» **Requirement**
Repeat exactly the lines beginning at the one that contains "Enumerate this screenshot's" and running to the end of the material. Omit the pictures.

» **Records for this exercise**

((

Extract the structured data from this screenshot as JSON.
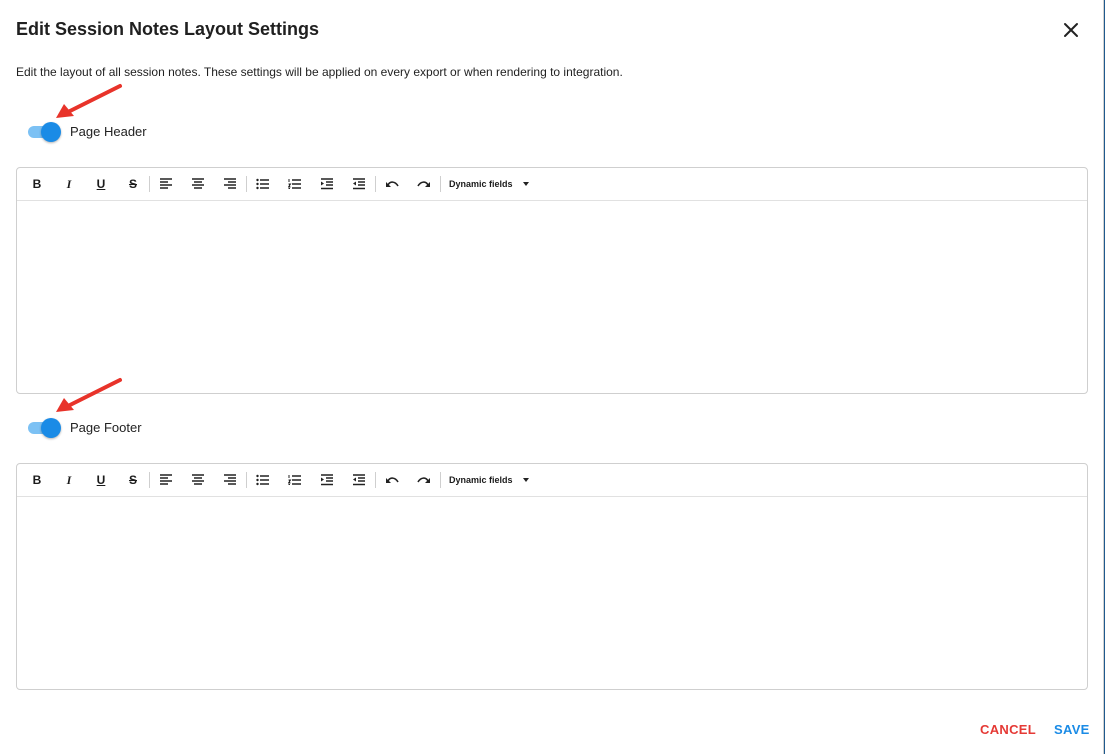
{
  "dialog": {
    "title": "Edit Session Notes Layout Settings",
    "description": "Edit the layout of all session notes. These settings will be applied on every export or when rendering to integration."
  },
  "header_section": {
    "toggle_label": "Page Header",
    "enabled": true
  },
  "footer_section": {
    "toggle_label": "Page Footer",
    "enabled": true
  },
  "toolbar": {
    "bold": "B",
    "italic": "I",
    "underline": "U",
    "strike": "S",
    "dynamic_fields": "Dynamic fields"
  },
  "actions": {
    "cancel": "CANCEL",
    "save": "SAVE"
  },
  "colors": {
    "accent": "#1a8be6",
    "cancel": "#e53935",
    "annotation_arrow": "#e8332a"
  },
  "icons": [
    "close-icon",
    "align-left-icon",
    "align-center-icon",
    "align-right-icon",
    "bullet-list-icon",
    "numbered-list-icon",
    "indent-icon",
    "outdent-icon",
    "undo-icon",
    "redo-icon",
    "caret-down-icon",
    "annotation-arrow-icon"
  ]
}
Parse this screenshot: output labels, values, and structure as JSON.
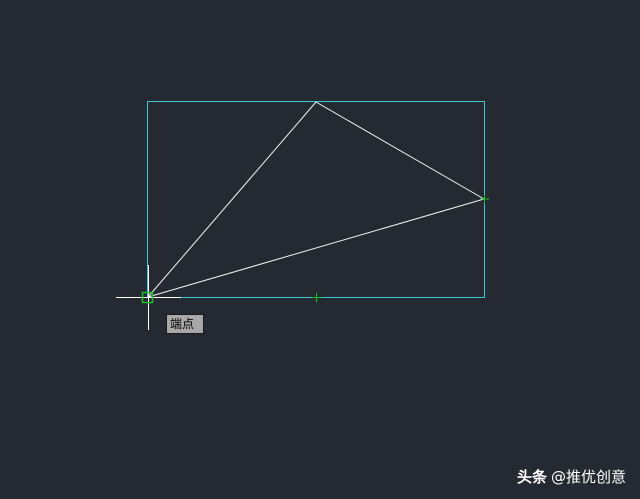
{
  "tooltip": {
    "label": "端点"
  },
  "watermark": {
    "brand": "头条",
    "handle": "@推优创意"
  },
  "colors": {
    "background": "#252a32",
    "rectangle": "#3ec8d4",
    "lines": "#f2f2f2",
    "snap_marker": "#1fbf2b",
    "crosshair": "#ffffff"
  }
}
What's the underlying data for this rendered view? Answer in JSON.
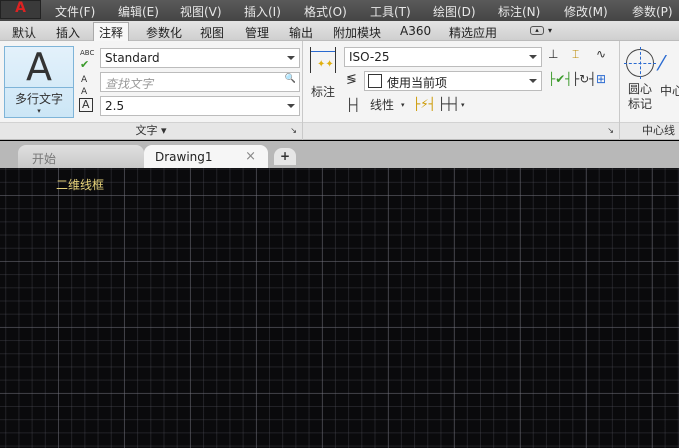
{
  "app": {
    "logo": "A"
  },
  "menubar": [
    "文件(F)",
    "编辑(E)",
    "视图(V)",
    "插入(I)",
    "格式(O)",
    "工具(T)",
    "绘图(D)",
    "标注(N)",
    "修改(M)",
    "参数(P)"
  ],
  "ribbon_tabs": [
    "默认",
    "插入",
    "注释",
    "参数化",
    "视图",
    "管理",
    "输出",
    "附加模块",
    "A360",
    "精选应用"
  ],
  "active_tab": "注释",
  "text_panel": {
    "big_button": "多行文字",
    "big_icon": "A",
    "style": "Standard",
    "find_placeholder": "查找文字",
    "height": "2.5",
    "title": "文字 ▾",
    "check_icon_text": "ABC"
  },
  "dim_panel": {
    "big_button": "标注",
    "style": "ISO-25",
    "layer": "使用当前项",
    "linear": "线性"
  },
  "center_panel": {
    "btn1_line1": "圆心",
    "btn1_line2": "标记",
    "btn2": "中心",
    "title": "中心线"
  },
  "file_tabs": {
    "start": "开始",
    "drawing": "Drawing1",
    "close": "×",
    "add": "+"
  },
  "viewport": {
    "label": "二维线框"
  }
}
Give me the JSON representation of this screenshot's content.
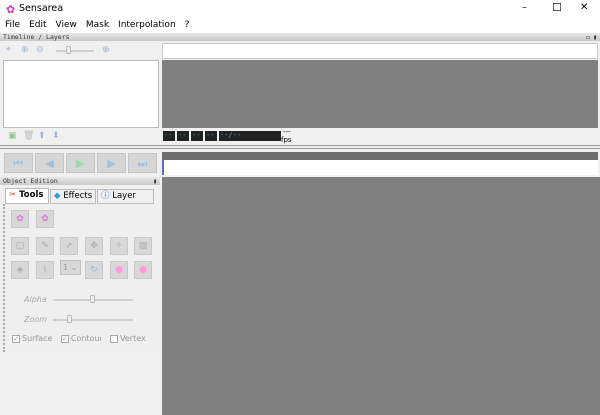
{
  "window": {
    "title": "Sensarea",
    "minimize": "–",
    "maximize": "☐",
    "close": "✕"
  },
  "menu": [
    "File",
    "Edit",
    "View",
    "Mask",
    "Interpolation",
    "?"
  ],
  "timeline": {
    "title": "Timeline / Layers",
    "timecodes": [
      "--",
      "--",
      "--",
      "--",
      "--/--"
    ],
    "fps_value": "---",
    "fps_label": "fps"
  },
  "object_edition": {
    "title": "Object Edition",
    "tabs": [
      "Tools",
      "Effects",
      "Layer info"
    ],
    "brush_size": "1",
    "alpha_label": "Alpha",
    "alpha_value": 0.6,
    "zoom_label": "Zoom",
    "zoom_value": 0.2,
    "checkboxes": [
      {
        "label": "Surface",
        "checked": true
      },
      {
        "label": "Contour",
        "checked": true
      },
      {
        "label": "Vertex",
        "checked": false
      }
    ]
  },
  "colors": {
    "canvas": "#808080",
    "accent": "#cc33cc"
  }
}
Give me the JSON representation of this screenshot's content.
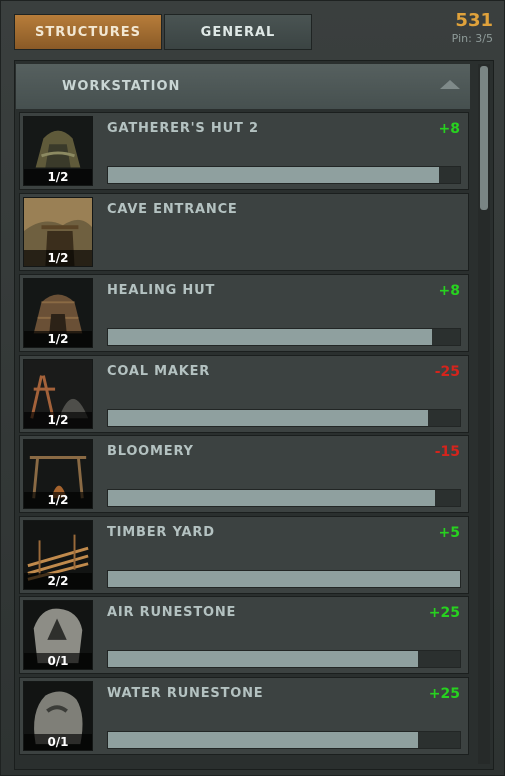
{
  "tabs": [
    {
      "label": "STRUCTURES",
      "active": true
    },
    {
      "label": "GENERAL",
      "active": false
    }
  ],
  "counter": {
    "value": "531",
    "pin": "Pin: 3/5"
  },
  "section": {
    "label": "WORKSTATION"
  },
  "colors": {
    "positive": "#27d21f",
    "negative": "#d5241c"
  },
  "rows": [
    {
      "name": "GATHERER'S HUT 2",
      "count": "1/2",
      "value": "+8",
      "sign": "positive",
      "progress": 0.94,
      "icon": "hut-icon"
    },
    {
      "name": "CAVE ENTRANCE",
      "count": "1/2",
      "value": "",
      "sign": "",
      "progress": null,
      "icon": "cave-icon"
    },
    {
      "name": "HEALING HUT",
      "count": "1/2",
      "value": "+8",
      "sign": "positive",
      "progress": 0.92,
      "icon": "healing-hut-icon"
    },
    {
      "name": "COAL MAKER",
      "count": "1/2",
      "value": "-25",
      "sign": "negative",
      "progress": 0.91,
      "icon": "coal-maker-icon"
    },
    {
      "name": "BLOOMERY",
      "count": "1/2",
      "value": "-15",
      "sign": "negative",
      "progress": 0.93,
      "icon": "bloomery-icon"
    },
    {
      "name": "TIMBER YARD",
      "count": "2/2",
      "value": "+5",
      "sign": "positive",
      "progress": 1.0,
      "icon": "timber-yard-icon"
    },
    {
      "name": "AIR RUNESTONE",
      "count": "0/1",
      "value": "+25",
      "sign": "positive",
      "progress": 0.88,
      "icon": "air-runestone-icon"
    },
    {
      "name": "WATER RUNESTONE",
      "count": "0/1",
      "value": "+25",
      "sign": "positive",
      "progress": 0.88,
      "icon": "water-runestone-icon"
    }
  ]
}
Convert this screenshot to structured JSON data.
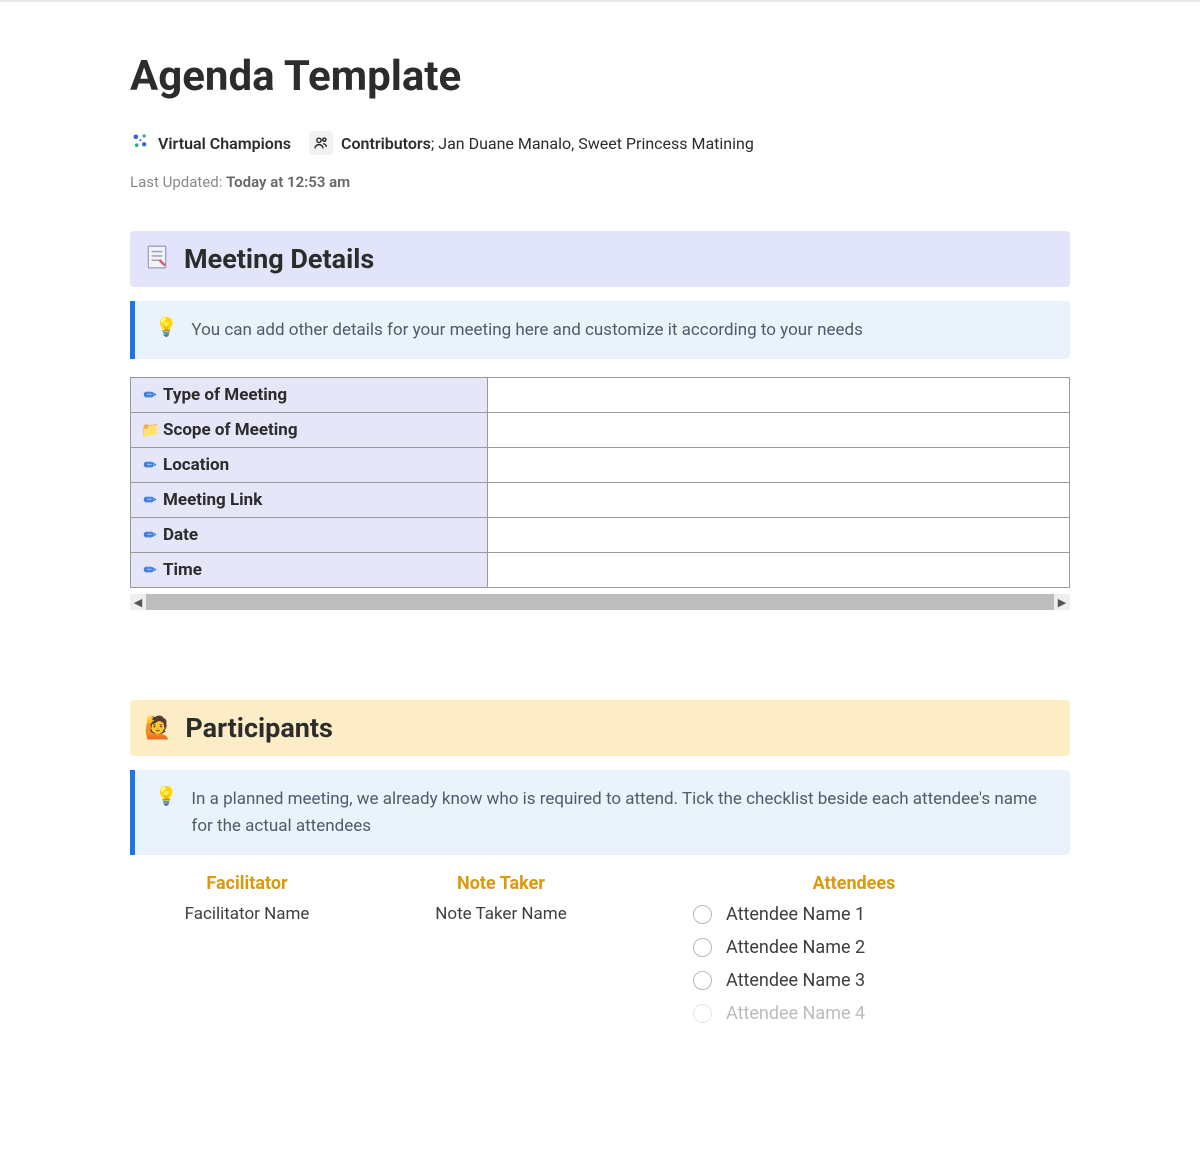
{
  "header": {
    "title": "Agenda Template",
    "team_name": "Virtual Champions",
    "contributors_label": "Contributors",
    "contributors_names": "Jan Duane Manalo, Sweet Princess Matining",
    "last_updated_label": "Last Updated:",
    "last_updated_value": "Today at 12:53 am"
  },
  "meeting_details": {
    "heading": "Meeting Details",
    "callout": "You can add other details for your meeting here and customize it according to your needs",
    "rows": [
      {
        "label": "Type of Meeting",
        "icon": "pencil",
        "value": ""
      },
      {
        "label": "Scope of Meeting",
        "icon": "folder",
        "value": ""
      },
      {
        "label": "Location",
        "icon": "pencil",
        "value": ""
      },
      {
        "label": "Meeting Link",
        "icon": "pencil",
        "value": ""
      },
      {
        "label": "Date",
        "icon": "pencil",
        "value": ""
      },
      {
        "label": "Time",
        "icon": "pencil",
        "value": ""
      }
    ]
  },
  "participants": {
    "heading": "Participants",
    "callout": "In a planned meeting, we already know who is required to attend. Tick the checklist beside each attendee's name for the actual attendees",
    "facilitator": {
      "label": "Facilitator",
      "name": "Facilitator Name"
    },
    "note_taker": {
      "label": "Note Taker",
      "name": "Note Taker Name"
    },
    "attendees": {
      "label": "Attendees",
      "list": [
        "Attendee Name 1",
        "Attendee Name 2",
        "Attendee Name 3",
        "Attendee Name 4"
      ]
    }
  }
}
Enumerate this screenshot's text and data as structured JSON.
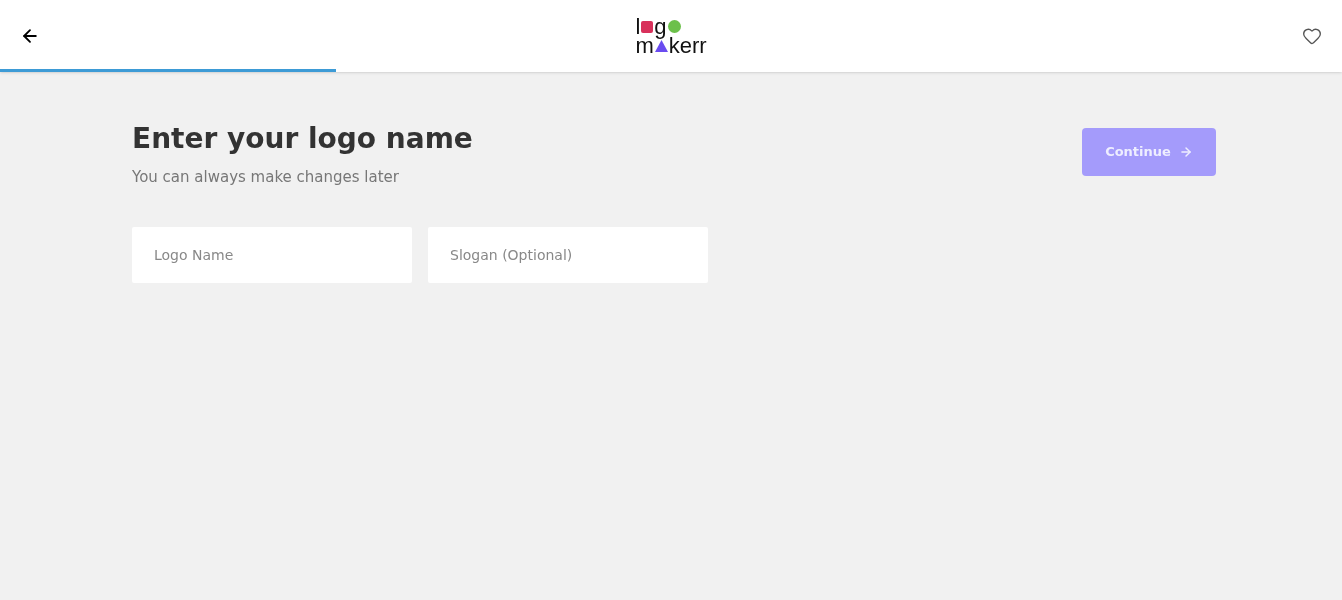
{
  "header": {
    "logo": {
      "line_1": [
        "l",
        "g"
      ],
      "line_2": [
        "m",
        "kerr"
      ]
    },
    "favorite": false
  },
  "progress": {
    "level": 0.25
  },
  "heading": "Enter your logo name",
  "subheading": "You can always make changes later",
  "continue_button": {
    "label": "Continue",
    "disabled": true
  },
  "fields": [
    {
      "placeholder": "Logo Name"
    },
    {
      "placeholder": "Slogan (Optional)"
    }
  ]
}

))

» **Output for this task**
Enumerate this screenshot's text and data as structured JSON.
{
  "header": {
    "logo": {
      "line_1": [
        "l",
        "g"
      ],
      "line_2": [
        "m",
        "kerr"
      ]
    },
    "favorite": false
  },
  "progress": {
    "level": 0.25
  },
  "heading": "Enter your logo name",
  "subheading": "You can always make changes later",
  "continue_button": {
    "label": "Continue",
    "disabled": true
  },
  "fields": [
    {
      "placeholder": "Logo Name"
    },
    {
      "placeholder": "Slogan (Optional)"
    }
  ]
}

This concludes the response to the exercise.